Instructions for the task.
Without the images, output each record below as it stands.

(Figure record extracts)
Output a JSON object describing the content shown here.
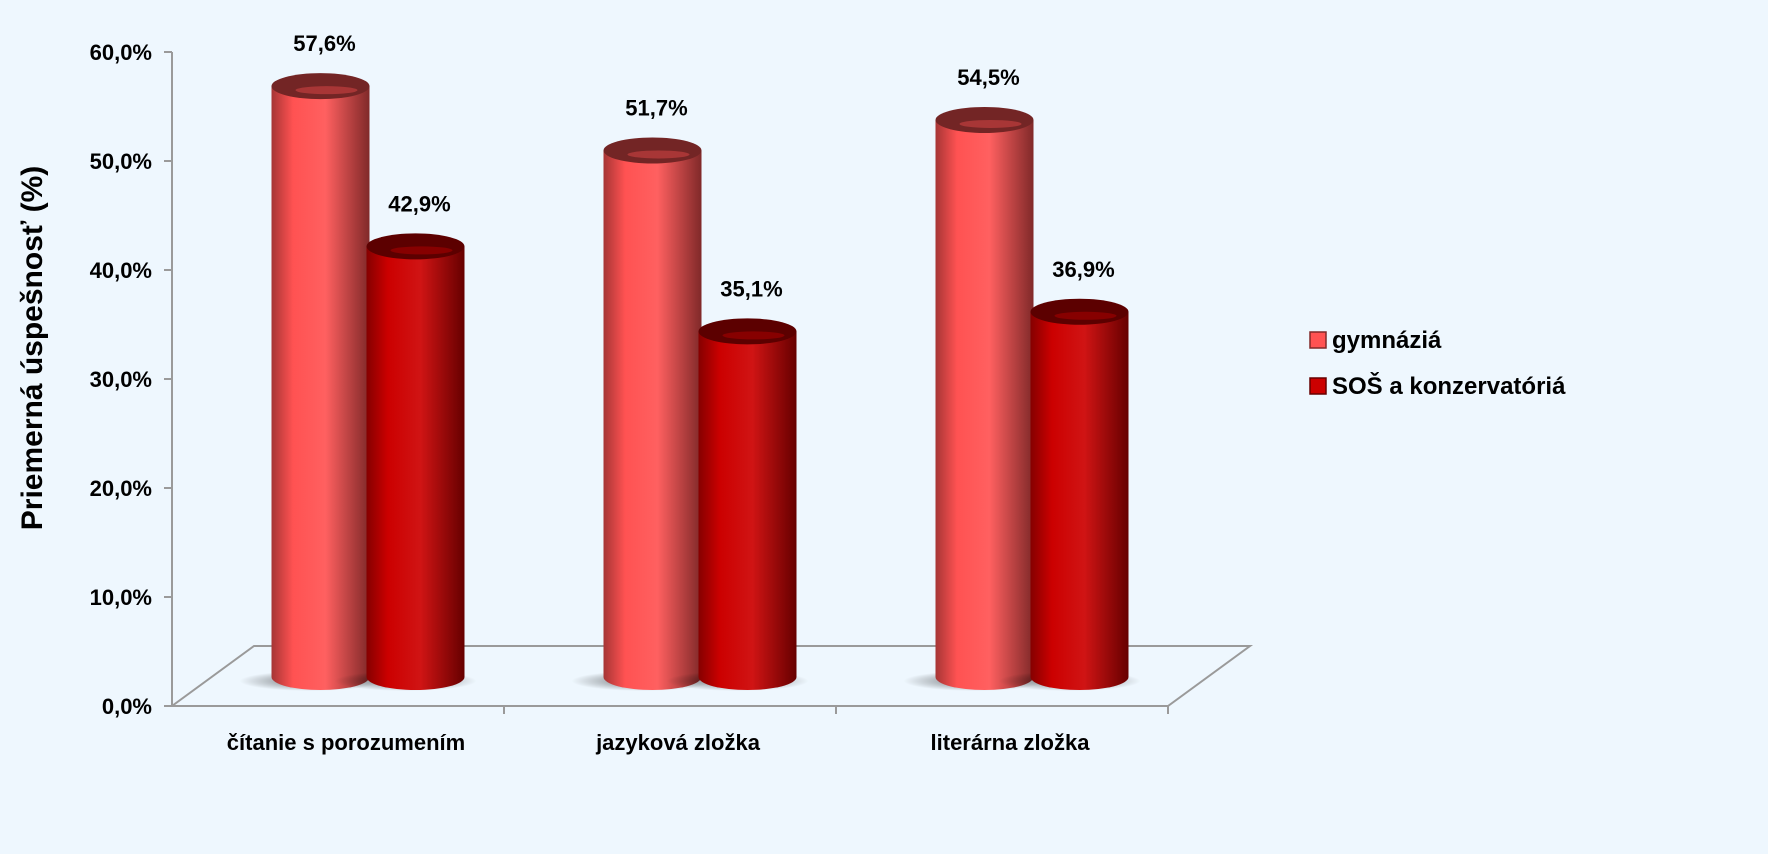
{
  "chart_data": {
    "type": "bar",
    "title": "",
    "xlabel": "",
    "ylabel": "Priemerná úspešnosť (%)",
    "ylim": [
      0,
      60
    ],
    "yticks": [
      "0,0%",
      "10,0%",
      "20,0%",
      "30,0%",
      "40,0%",
      "50,0%",
      "60,0%"
    ],
    "categories": [
      "čítanie s porozumením",
      "jazyková zložka",
      "literárna zložka"
    ],
    "series": [
      {
        "name": "gymnáziá",
        "values": [
          57.6,
          51.7,
          54.5
        ],
        "labels": [
          "57,6%",
          "51,7%",
          "54,5%"
        ],
        "color": "#ff5252"
      },
      {
        "name": "SOŠ a konzervatóriá",
        "values": [
          42.9,
          35.1,
          36.9
        ],
        "labels": [
          "42,9%",
          "35,1%",
          "36,9%"
        ],
        "color": "#cc0000"
      }
    ],
    "legend_position": "right",
    "grid": false
  }
}
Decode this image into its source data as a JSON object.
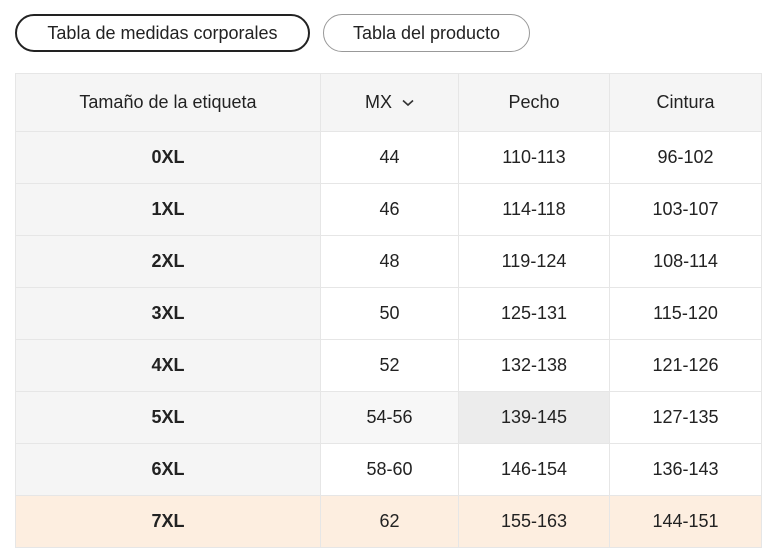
{
  "tabs": [
    "Tabla de medidas corporales",
    "Tabla del producto"
  ],
  "table": {
    "headers": [
      "Tamaño de la etiqueta",
      "MX",
      "Pecho",
      "Cintura"
    ],
    "rows": [
      [
        "0XL",
        "44",
        "110-113",
        "96-102"
      ],
      [
        "1XL",
        "46",
        "114-118",
        "103-107"
      ],
      [
        "2XL",
        "48",
        "119-124",
        "108-114"
      ],
      [
        "3XL",
        "50",
        "125-131",
        "115-120"
      ],
      [
        "4XL",
        "52",
        "132-138",
        "121-126"
      ],
      [
        "5XL",
        "54-56",
        "139-145",
        "127-135"
      ],
      [
        "6XL",
        "58-60",
        "146-154",
        "136-143"
      ],
      [
        "7XL",
        "62",
        "155-163",
        "144-151"
      ]
    ]
  }
}
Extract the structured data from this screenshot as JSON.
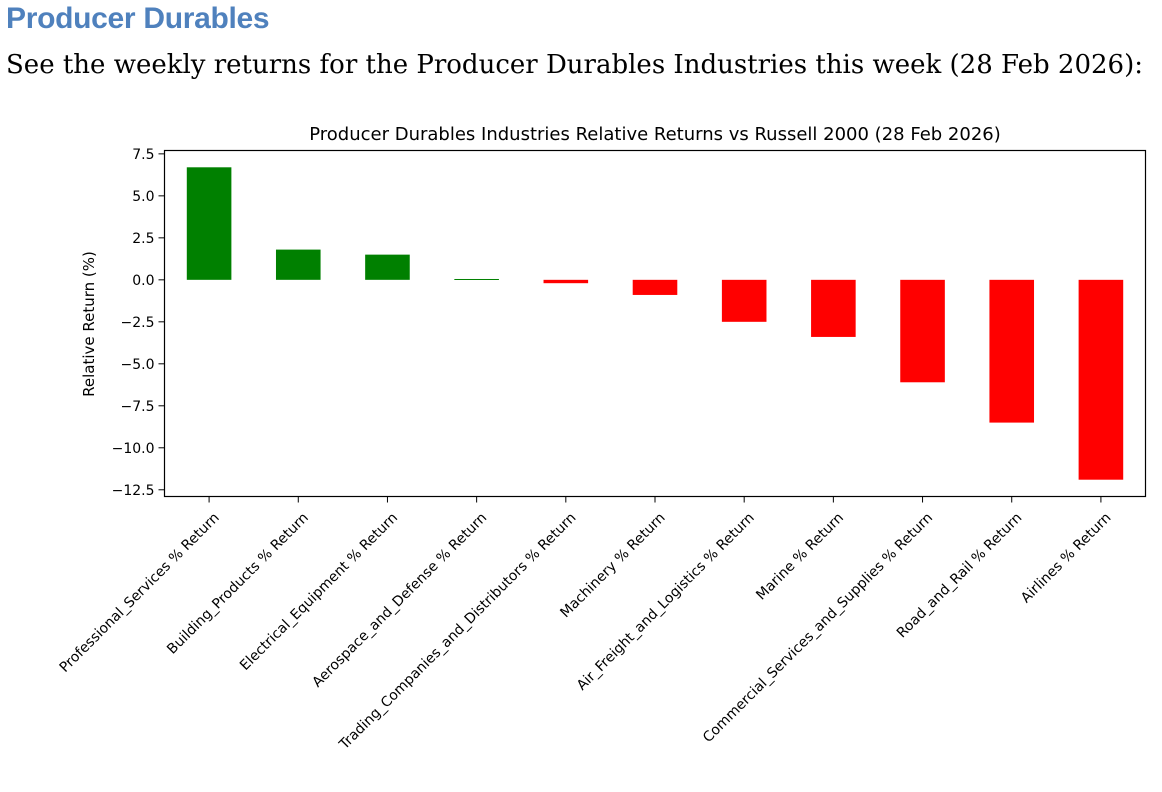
{
  "page": {
    "heading": "Producer Durables",
    "intro": "See the weekly returns for the Producer Durables Industries this week (28 Feb 2026):"
  },
  "colors": {
    "heading": "#4f81bd",
    "positive": "#008000",
    "negative": "#ff0000"
  },
  "chart_data": {
    "type": "bar",
    "title": "Producer Durables Industries Relative Returns vs Russell 2000 (28 Feb 2026)",
    "xlabel": "",
    "ylabel": "Relative Return (%)",
    "ylim": [
      -12.9,
      7.7
    ],
    "yticks": [
      7.5,
      5.0,
      2.5,
      0.0,
      -2.5,
      -5.0,
      -7.5,
      -10.0,
      -12.5
    ],
    "ytick_labels": [
      "7.5",
      "5.0",
      "2.5",
      "0.0",
      "−2.5",
      "−5.0",
      "−7.5",
      "−10.0",
      "−12.5"
    ],
    "grid": false,
    "legend": "none",
    "categories": [
      "Professional_Services % Return",
      "Building_Products % Return",
      "Electrical_Equipment % Return",
      "Aerospace_and_Defense % Return",
      "Trading_Companies_and_Distributors % Return",
      "Machinery % Return",
      "Air_Freight_and_Logistics % Return",
      "Marine % Return",
      "Commercial_Services_and_Supplies % Return",
      "Road_and_Rail % Return",
      "Airlines % Return"
    ],
    "values": [
      6.7,
      1.8,
      1.5,
      0.05,
      -0.2,
      -0.9,
      -2.5,
      -3.4,
      -6.1,
      -8.5,
      -11.9
    ]
  }
}
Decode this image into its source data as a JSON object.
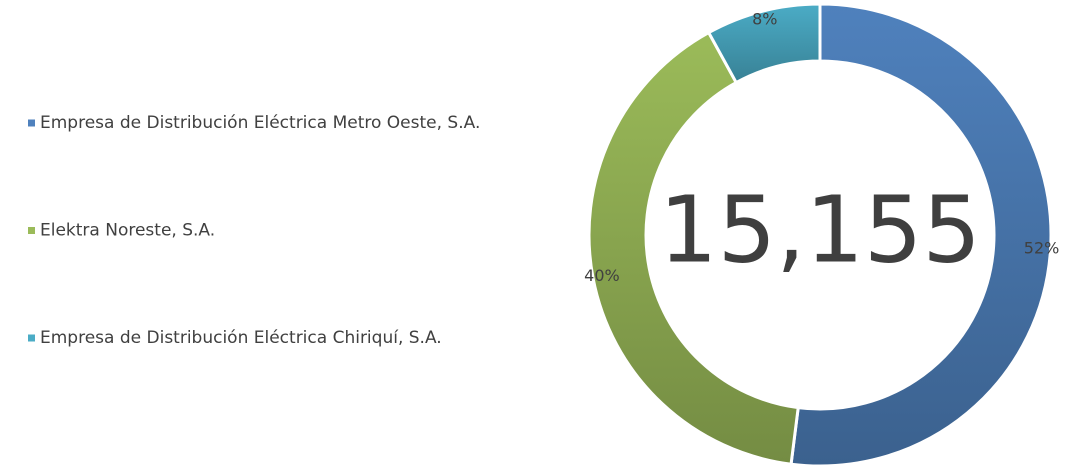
{
  "chart_data": {
    "type": "donut",
    "categories": [
      "Empresa de Distribución Eléctrica Metro Oeste, S.A.",
      "Elektra Noreste, S.A.",
      "Empresa de Distribución Eléctrica Chiriquí, S.A."
    ],
    "values": [
      52,
      40,
      8
    ],
    "value_labels": [
      "52%",
      "40%",
      "8%"
    ],
    "colors": [
      "#4f81bd",
      "#9bbb59",
      "#4bacc6"
    ],
    "center_text": "15,155",
    "legend": "left"
  }
}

Output below.
Output a JSON object describing the content shown here.
{
  "chart_data": {
    "type": "bar",
    "title": "",
    "xlabel": "",
    "ylabel": "Priemerná úspešnosť (%)",
    "ylim": [
      0,
      60
    ],
    "yticks": [
      "0,0%",
      "10,0%",
      "20,0%",
      "30,0%",
      "40,0%",
      "50,0%",
      "60,0%"
    ],
    "categories": [
      "čítanie s porozumením",
      "jazyková zložka",
      "literárna zložka"
    ],
    "series": [
      {
        "name": "gymnáziá",
        "values": [
          57.6,
          51.7,
          54.5
        ],
        "labels": [
          "57,6%",
          "51,7%",
          "54,5%"
        ],
        "color": "#ff5252"
      },
      {
        "name": "SOŠ a konzervatóriá",
        "values": [
          42.9,
          35.1,
          36.9
        ],
        "labels": [
          "42,9%",
          "35,1%",
          "36,9%"
        ],
        "color": "#cc0000"
      }
    ],
    "legend_position": "right",
    "grid": false
  }
}
Decode this image into its source data as a JSON object.
{
  "tabs": [
    "Tabla de medidas corporales",
    "Tabla del producto"
  ],
  "table": {
    "headers": [
      "Tamaño de la etiqueta",
      "MX",
      "Pecho",
      "Cintura"
    ],
    "rows": [
      [
        "0XL",
        "44",
        "110-113",
        "96-102"
      ],
      [
        "1XL",
        "46",
        "114-118",
        "103-107"
      ],
      [
        "2XL",
        "48",
        "119-124",
        "108-114"
      ],
      [
        "3XL",
        "50",
        "125-131",
        "115-120"
      ],
      [
        "4XL",
        "52",
        "132-138",
        "121-126"
      ],
      [
        "5XL",
        "54-56",
        "139-145",
        "127-135"
      ],
      [
        "6XL",
        "58-60",
        "146-154",
        "136-143"
      ],
      [
        "7XL",
        "62",
        "155-163",
        "144-151"
      ]
    ]
  }
}
Extract the structured data from this screenshot as JSON.
{
  "page": {
    "heading": "Producer Durables",
    "intro": "See the weekly returns for the Producer Durables Industries this week (28 Feb 2026):"
  },
  "colors": {
    "heading": "#4f81bd",
    "positive": "#008000",
    "negative": "#ff0000"
  },
  "chart_data": {
    "type": "bar",
    "title": "Producer Durables Industries Relative Returns vs Russell 2000 (28 Feb 2026)",
    "xlabel": "",
    "ylabel": "Relative Return (%)",
    "ylim": [
      -12.9,
      7.7
    ],
    "yticks": [
      7.5,
      5.0,
      2.5,
      0.0,
      -2.5,
      -5.0,
      -7.5,
      -10.0,
      -12.5
    ],
    "ytick_labels": [
      "7.5",
      "5.0",
      "2.5",
      "0.0",
      "−2.5",
      "−5.0",
      "−7.5",
      "−10.0",
      "−12.5"
    ],
    "grid": false,
    "legend": "none",
    "categories": [
      "Professional_Services % Return",
      "Building_Products % Return",
      "Electrical_Equipment % Return",
      "Aerospace_and_Defense % Return",
      "Trading_Companies_and_Distributors % Return",
      "Machinery % Return",
      "Air_Freight_and_Logistics % Return",
      "Marine % Return",
      "Commercial_Services_and_Supplies % Return",
      "Road_and_Rail % Return",
      "Airlines % Return"
    ],
    "values": [
      6.7,
      1.8,
      1.5,
      0.05,
      -0.2,
      -0.9,
      -2.5,
      -3.4,
      -6.1,
      -8.5,
      -11.9
    ]
  }
}
Decode this image into its source data as a JSON object.
{
  "chart_data": {
    "type": "donut",
    "categories": [
      "Empresa de Distribución Eléctrica Metro Oeste, S.A.",
      "Elektra Noreste, S.A.",
      "Empresa de Distribución Eléctrica Chiriquí, S.A."
    ],
    "values": [
      52,
      40,
      8
    ],
    "value_labels": [
      "52%",
      "40%",
      "8%"
    ],
    "colors": [
      "#4f81bd",
      "#9bbb59",
      "#4bacc6"
    ],
    "center_text": "15,155",
    "legend": "left"
  }
}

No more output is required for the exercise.